┌──

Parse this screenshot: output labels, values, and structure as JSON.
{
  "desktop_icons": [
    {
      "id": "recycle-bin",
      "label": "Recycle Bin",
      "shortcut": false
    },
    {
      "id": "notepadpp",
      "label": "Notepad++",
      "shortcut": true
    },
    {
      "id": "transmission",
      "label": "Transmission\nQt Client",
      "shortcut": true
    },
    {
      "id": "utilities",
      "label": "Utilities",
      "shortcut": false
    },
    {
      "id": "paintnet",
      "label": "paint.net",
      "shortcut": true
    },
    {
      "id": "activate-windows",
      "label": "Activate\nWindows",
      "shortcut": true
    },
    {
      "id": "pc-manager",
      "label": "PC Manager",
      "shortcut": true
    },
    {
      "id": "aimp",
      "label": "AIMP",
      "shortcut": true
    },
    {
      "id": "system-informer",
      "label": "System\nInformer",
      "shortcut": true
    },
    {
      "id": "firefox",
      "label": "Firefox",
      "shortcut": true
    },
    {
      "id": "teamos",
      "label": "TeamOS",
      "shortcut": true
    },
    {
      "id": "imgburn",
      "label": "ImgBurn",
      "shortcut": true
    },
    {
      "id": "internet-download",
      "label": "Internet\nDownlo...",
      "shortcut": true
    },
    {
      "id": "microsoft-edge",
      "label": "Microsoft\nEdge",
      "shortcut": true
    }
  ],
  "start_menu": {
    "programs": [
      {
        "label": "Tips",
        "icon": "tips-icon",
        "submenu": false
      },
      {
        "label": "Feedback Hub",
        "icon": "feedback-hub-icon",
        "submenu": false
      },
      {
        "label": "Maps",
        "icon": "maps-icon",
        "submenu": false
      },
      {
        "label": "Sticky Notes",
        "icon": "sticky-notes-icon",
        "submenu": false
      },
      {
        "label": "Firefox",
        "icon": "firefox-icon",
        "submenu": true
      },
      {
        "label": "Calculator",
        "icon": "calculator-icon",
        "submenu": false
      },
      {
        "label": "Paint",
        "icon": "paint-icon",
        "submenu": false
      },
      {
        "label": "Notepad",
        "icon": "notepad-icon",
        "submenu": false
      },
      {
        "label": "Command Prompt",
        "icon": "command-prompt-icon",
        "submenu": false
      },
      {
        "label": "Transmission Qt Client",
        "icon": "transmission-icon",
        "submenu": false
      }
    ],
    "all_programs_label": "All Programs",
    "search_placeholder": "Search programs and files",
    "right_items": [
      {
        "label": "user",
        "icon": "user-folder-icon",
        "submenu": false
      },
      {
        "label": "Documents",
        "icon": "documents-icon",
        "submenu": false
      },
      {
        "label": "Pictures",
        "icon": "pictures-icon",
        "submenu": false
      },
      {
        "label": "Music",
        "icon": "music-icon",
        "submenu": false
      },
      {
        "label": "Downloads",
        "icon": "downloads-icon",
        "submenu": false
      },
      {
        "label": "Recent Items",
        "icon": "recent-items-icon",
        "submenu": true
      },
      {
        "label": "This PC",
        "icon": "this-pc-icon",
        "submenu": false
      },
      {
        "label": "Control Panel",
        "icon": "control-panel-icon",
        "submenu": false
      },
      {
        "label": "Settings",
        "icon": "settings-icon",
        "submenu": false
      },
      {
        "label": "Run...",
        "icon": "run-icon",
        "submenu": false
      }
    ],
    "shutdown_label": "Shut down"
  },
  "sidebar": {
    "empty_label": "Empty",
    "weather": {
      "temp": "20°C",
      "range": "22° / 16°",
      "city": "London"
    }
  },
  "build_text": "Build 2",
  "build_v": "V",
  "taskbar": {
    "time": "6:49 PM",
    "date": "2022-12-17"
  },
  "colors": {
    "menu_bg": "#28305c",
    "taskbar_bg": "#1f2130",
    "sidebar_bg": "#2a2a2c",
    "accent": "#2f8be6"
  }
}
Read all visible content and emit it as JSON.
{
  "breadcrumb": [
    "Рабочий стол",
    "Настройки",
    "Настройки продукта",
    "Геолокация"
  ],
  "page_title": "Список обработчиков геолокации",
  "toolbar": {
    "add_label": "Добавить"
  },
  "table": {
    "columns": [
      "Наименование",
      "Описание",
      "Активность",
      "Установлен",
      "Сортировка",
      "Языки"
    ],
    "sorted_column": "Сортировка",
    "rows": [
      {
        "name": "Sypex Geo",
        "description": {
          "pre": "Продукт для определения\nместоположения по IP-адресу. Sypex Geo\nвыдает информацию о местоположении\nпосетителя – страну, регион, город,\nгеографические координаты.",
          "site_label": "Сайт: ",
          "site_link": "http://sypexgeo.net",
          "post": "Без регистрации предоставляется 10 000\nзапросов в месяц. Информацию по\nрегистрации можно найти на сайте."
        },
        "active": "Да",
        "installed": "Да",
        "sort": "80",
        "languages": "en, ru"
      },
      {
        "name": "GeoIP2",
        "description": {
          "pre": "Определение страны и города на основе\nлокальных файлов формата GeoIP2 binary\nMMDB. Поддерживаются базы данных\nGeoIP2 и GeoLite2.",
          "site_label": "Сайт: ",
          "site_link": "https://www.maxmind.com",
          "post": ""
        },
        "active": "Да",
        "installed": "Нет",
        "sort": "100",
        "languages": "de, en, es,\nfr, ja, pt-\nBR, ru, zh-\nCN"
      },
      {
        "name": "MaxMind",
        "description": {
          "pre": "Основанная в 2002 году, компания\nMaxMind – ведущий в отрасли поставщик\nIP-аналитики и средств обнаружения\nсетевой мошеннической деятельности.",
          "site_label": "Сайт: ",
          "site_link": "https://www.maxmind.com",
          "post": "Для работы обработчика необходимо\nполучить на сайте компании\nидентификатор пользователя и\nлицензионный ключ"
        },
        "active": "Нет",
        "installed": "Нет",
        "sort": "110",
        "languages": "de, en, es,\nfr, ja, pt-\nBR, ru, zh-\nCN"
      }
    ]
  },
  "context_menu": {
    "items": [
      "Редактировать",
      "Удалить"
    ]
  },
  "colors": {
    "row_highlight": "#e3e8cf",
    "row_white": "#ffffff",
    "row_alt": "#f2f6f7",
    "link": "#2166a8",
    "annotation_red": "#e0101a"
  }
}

└──

| Do this |
Write the data from above out again, exactly.

| The output |
Parse this screenshot: output labels, values, and structure as JSON.
{
  "desktop_icons": [
    {
      "id": "recycle-bin",
      "label": "Recycle Bin",
      "shortcut": false
    },
    {
      "id": "notepadpp",
      "label": "Notepad++",
      "shortcut": true
    },
    {
      "id": "transmission",
      "label": "Transmission\nQt Client",
      "shortcut": true
    },
    {
      "id": "utilities",
      "label": "Utilities",
      "shortcut": false
    },
    {
      "id": "paintnet",
      "label": "paint.net",
      "shortcut": true
    },
    {
      "id": "activate-windows",
      "label": "Activate\nWindows",
      "shortcut": true
    },
    {
      "id": "pc-manager",
      "label": "PC Manager",
      "shortcut": true
    },
    {
      "id": "aimp",
      "label": "AIMP",
      "shortcut": true
    },
    {
      "id": "system-informer",
      "label": "System\nInformer",
      "shortcut": true
    },
    {
      "id": "firefox",
      "label": "Firefox",
      "shortcut": true
    },
    {
      "id": "teamos",
      "label": "TeamOS",
      "shortcut": true
    },
    {
      "id": "imgburn",
      "label": "ImgBurn",
      "shortcut": true
    },
    {
      "id": "internet-download",
      "label": "Internet\nDownlo...",
      "shortcut": true
    },
    {
      "id": "microsoft-edge",
      "label": "Microsoft\nEdge",
      "shortcut": true
    }
  ],
  "start_menu": {
    "programs": [
      {
        "label": "Tips",
        "icon": "tips-icon",
        "submenu": false
      },
      {
        "label": "Feedback Hub",
        "icon": "feedback-hub-icon",
        "submenu": false
      },
      {
        "label": "Maps",
        "icon": "maps-icon",
        "submenu": false
      },
      {
        "label": "Sticky Notes",
        "icon": "sticky-notes-icon",
        "submenu": false
      },
      {
        "label": "Firefox",
        "icon": "firefox-icon",
        "submenu": true
      },
      {
        "label": "Calculator",
        "icon": "calculator-icon",
        "submenu": false
      },
      {
        "label": "Paint",
        "icon": "paint-icon",
        "submenu": false
      },
      {
        "label": "Notepad",
        "icon": "notepad-icon",
        "submenu": false
      },
      {
        "label": "Command Prompt",
        "icon": "command-prompt-icon",
        "submenu": false
      },
      {
        "label": "Transmission Qt Client",
        "icon": "transmission-icon",
        "submenu": false
      }
    ],
    "all_programs_label": "All Programs",
    "search_placeholder": "Search programs and files",
    "right_items": [
      {
        "label": "user",
        "icon": "user-folder-icon",
        "submenu": false
      },
      {
        "label": "Documents",
        "icon": "documents-icon",
        "submenu": false
      },
      {
        "label": "Pictures",
        "icon": "pictures-icon",
        "submenu": false
      },
      {
        "label": "Music",
        "icon": "music-icon",
        "submenu": false
      },
      {
        "label": "Downloads",
        "icon": "downloads-icon",
        "submenu": false
      },
      {
        "label": "Recent Items",
        "icon": "recent-items-icon",
        "submenu": true
      },
      {
        "label": "This PC",
        "icon": "this-pc-icon",
        "submenu": false
      },
      {
        "label": "Control Panel",
        "icon": "control-panel-icon",
        "submenu": false
      },
      {
        "label": "Settings",
        "icon": "settings-icon",
        "submenu": false
      },
      {
        "label": "Run...",
        "icon": "run-icon",
        "submenu": false
      }
    ],
    "shutdown_label": "Shut down"
  },
  "sidebar": {
    "empty_label": "Empty",
    "weather": {
      "temp": "20°C",
      "range": "22° / 16°",
      "city": "London"
    }
  },
  "build_text": "Build 2",
  "build_v": "V",
  "taskbar": {
    "time": "6:49 PM",
    "date": "2022-12-17"
  },
  "colors": {
    "menu_bg": "#28305c",
    "taskbar_bg": "#1f2130",
    "sidebar_bg": "#2a2a2c",
    "accent": "#2f8be6"
  }
}
Read all visible content and emit it as JSON.
{
  "breadcrumb": [
    "Рабочий стол",
    "Настройки",
    "Настройки продукта",
    "Геолокация"
  ],
  "page_title": "Список обработчиков геолокации",
  "toolbar": {
    "add_label": "Добавить"
  },
  "table": {
    "columns": [
      "Наименование",
      "Описание",
      "Активность",
      "Установлен",
      "Сортировка",
      "Языки"
    ],
    "sorted_column": "Сортировка",
    "rows": [
      {
        "name": "Sypex Geo",
        "description": {
          "pre": "Продукт для определения\nместоположения по IP-адресу. Sypex Geo\nвыдает информацию о местоположении\nпосетителя – страну, регион, город,\nгеографические координаты.",
          "site_label": "Сайт: ",
          "site_link": "http://sypexgeo.net",
          "post": "Без регистрации предоставляется 10 000\nзапросов в месяц. Информацию по\nрегистрации можно найти на сайте."
        },
        "active": "Да",
        "installed": "Да",
        "sort": "80",
        "languages": "en, ru"
      },
      {
        "name": "GeoIP2",
        "description": {
          "pre": "Определение страны и города на основе\nлокальных файлов формата GeoIP2 binary\nMMDB. Поддерживаются базы данных\nGeoIP2 и GeoLite2.",
          "site_label": "Сайт: ",
          "site_link": "https://www.maxmind.com",
          "post": ""
        },
        "active": "Да",
        "installed": "Нет",
        "sort": "100",
        "languages": "de, en, es,\nfr, ja, pt-\nBR, ru, zh-\nCN"
      },
      {
        "name": "MaxMind",
        "description": {
          "pre": "Основанная в 2002 году, компания\nMaxMind – ведущий в отрасли поставщик\nIP-аналитики и средств обнаружения\nсетевой мошеннической деятельности.",
          "site_label": "Сайт: ",
          "site_link": "https://www.maxmind.com",
          "post": "Для работы обработчика необходимо\nполучить на сайте компании\nидентификатор пользователя и\nлицензионный ключ"
        },
        "active": "Нет",
        "installed": "Нет",
        "sort": "110",
        "languages": "de, en, es,\nfr, ja, pt-\nBR, ru, zh-\nCN"
      }
    ]
  },
  "context_menu": {
    "items": [
      "Редактировать",
      "Удалить"
    ]
  },
  "colors": {
    "row_highlight": "#e3e8cf",
    "row_white": "#ffffff",
    "row_alt": "#f2f6f7",
    "link": "#2166a8",
    "annotation_red": "#e0101a"
  }
}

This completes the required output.